• [Your goal]: Using the listing below, report all lines holding the word "Ocean".

• [Data to process]:
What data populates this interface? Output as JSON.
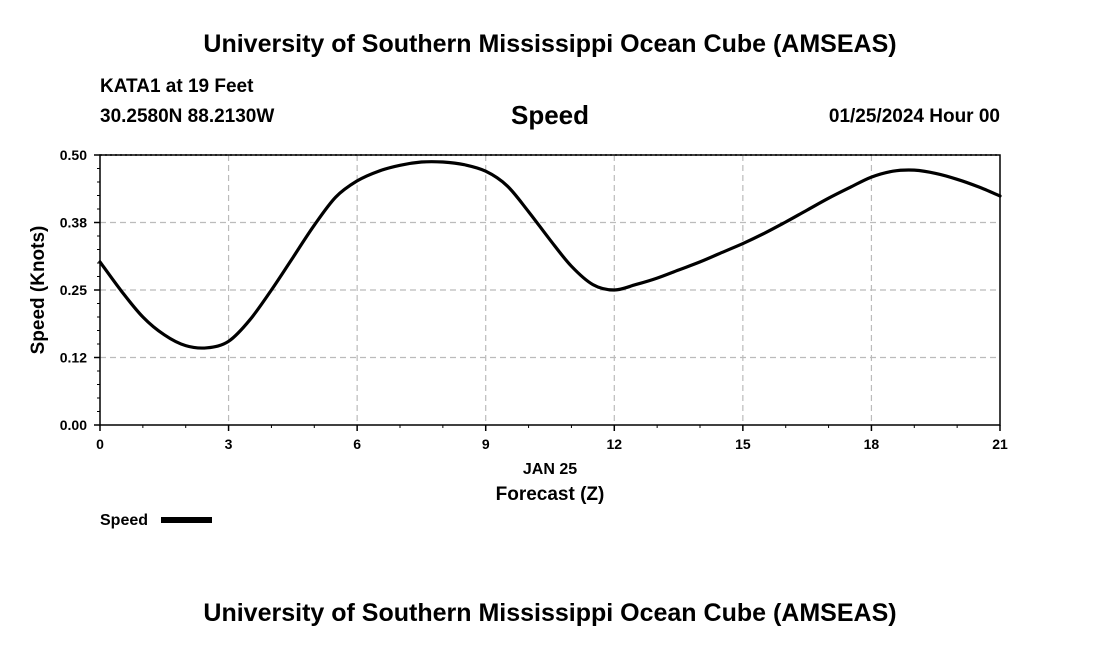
{
  "header": {
    "title": "University of Southern Mississippi Ocean Cube (AMSEAS)",
    "station": "KATA1 at 19 Feet",
    "coordinates": "30.2580N  88.2130W",
    "variable": "Speed",
    "datetime": "01/25/2024 Hour 00"
  },
  "footer": {
    "title": "University of Southern Mississippi Ocean Cube (AMSEAS)"
  },
  "chart_data": {
    "type": "line",
    "title": "Speed",
    "xlabel": "Forecast (Z)",
    "xsublabel": "JAN 25",
    "ylabel": "Speed (Knots)",
    "xlim": [
      0,
      21
    ],
    "ylim": [
      0,
      0.5
    ],
    "xticks": [
      0,
      3,
      6,
      9,
      12,
      15,
      18,
      21
    ],
    "xtick_labels": [
      "0",
      "3",
      "6",
      "9",
      "12",
      "15",
      "18",
      "21"
    ],
    "yticks": [
      0,
      0.125,
      0.25,
      0.375,
      0.5
    ],
    "ytick_labels": [
      "0.00",
      "0.12",
      "0.25",
      "0.38",
      "0.50"
    ],
    "grid": true,
    "line_color": "#000000",
    "grid_color": "#bbbbbb",
    "legend": {
      "placement": "bottom-left",
      "entries": [
        "Speed"
      ]
    },
    "series": [
      {
        "name": "Speed",
        "x": [
          0,
          0.5,
          1,
          1.5,
          2,
          2.5,
          3,
          3.5,
          4,
          4.5,
          5,
          5.5,
          6,
          6.5,
          7,
          7.5,
          8,
          8.5,
          9,
          9.5,
          10,
          10.5,
          11,
          11.5,
          12,
          12.5,
          13,
          13.5,
          14,
          14.5,
          15,
          15.5,
          16,
          16.5,
          17,
          17.5,
          18,
          18.5,
          19,
          19.5,
          20,
          20.5,
          21
        ],
        "y": [
          0.302,
          0.248,
          0.2,
          0.167,
          0.147,
          0.143,
          0.155,
          0.195,
          0.25,
          0.31,
          0.37,
          0.422,
          0.452,
          0.47,
          0.481,
          0.487,
          0.487,
          0.482,
          0.47,
          0.443,
          0.395,
          0.343,
          0.294,
          0.26,
          0.25,
          0.26,
          0.272,
          0.287,
          0.302,
          0.319,
          0.336,
          0.355,
          0.376,
          0.398,
          0.42,
          0.44,
          0.459,
          0.47,
          0.472,
          0.466,
          0.455,
          0.441,
          0.424
        ]
      }
    ]
  }
}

• [Task output]:
    "title": "University of Southern Mississippi Ocean Cube (AMSEAS)",
    "title": "University of Southern Mississippi Ocean Cube (AMSEAS)"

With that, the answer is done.